*BRIEF*
Scan the entries below and extract each line with the word "recur" in it.

********

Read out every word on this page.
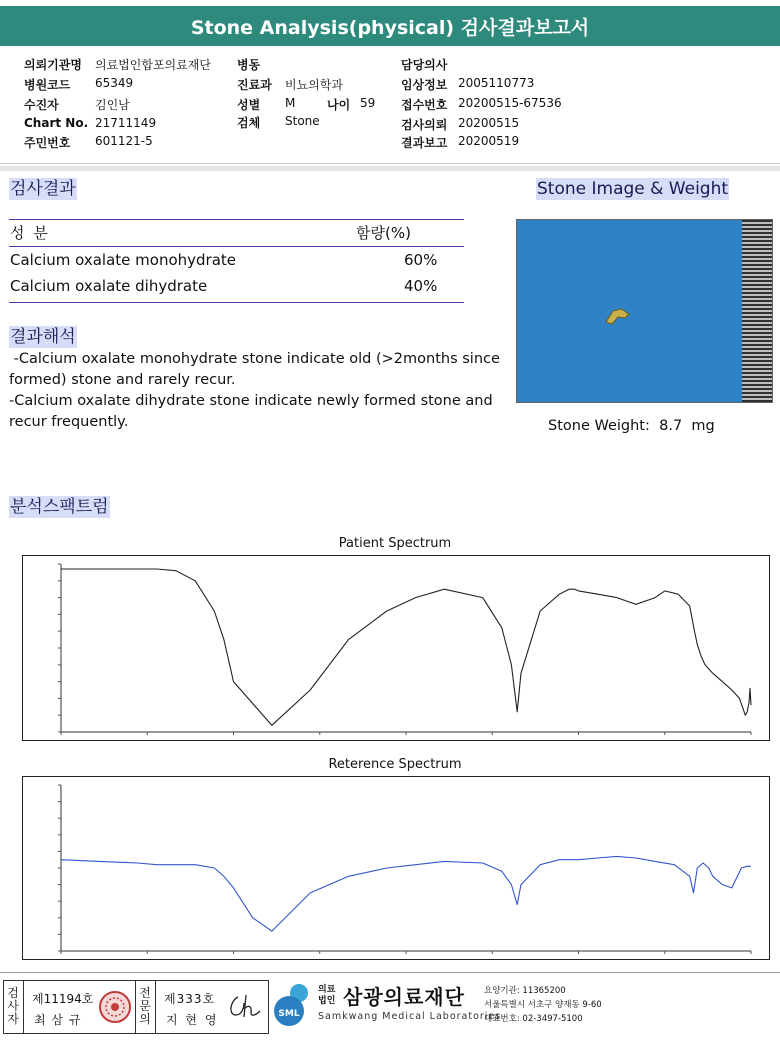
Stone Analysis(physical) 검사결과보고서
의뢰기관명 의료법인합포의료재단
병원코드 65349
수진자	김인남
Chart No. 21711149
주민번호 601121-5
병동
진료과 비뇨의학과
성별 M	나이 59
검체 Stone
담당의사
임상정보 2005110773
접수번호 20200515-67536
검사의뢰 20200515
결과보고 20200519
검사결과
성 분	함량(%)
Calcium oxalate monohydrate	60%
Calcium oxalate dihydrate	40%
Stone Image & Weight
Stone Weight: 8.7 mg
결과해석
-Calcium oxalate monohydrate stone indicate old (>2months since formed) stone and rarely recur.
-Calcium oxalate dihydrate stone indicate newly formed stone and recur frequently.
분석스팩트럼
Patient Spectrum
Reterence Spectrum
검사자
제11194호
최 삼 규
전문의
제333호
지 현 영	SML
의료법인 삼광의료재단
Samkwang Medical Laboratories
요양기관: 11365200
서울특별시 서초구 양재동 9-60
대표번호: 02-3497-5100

********

*FINAL ANSWER*
-Calcium oxalate monohydrate stone indicate old (>2months since formed) stone and rarely recur.
-Calcium oxalate dihydrate stone indicate newly formed stone and recur frequently.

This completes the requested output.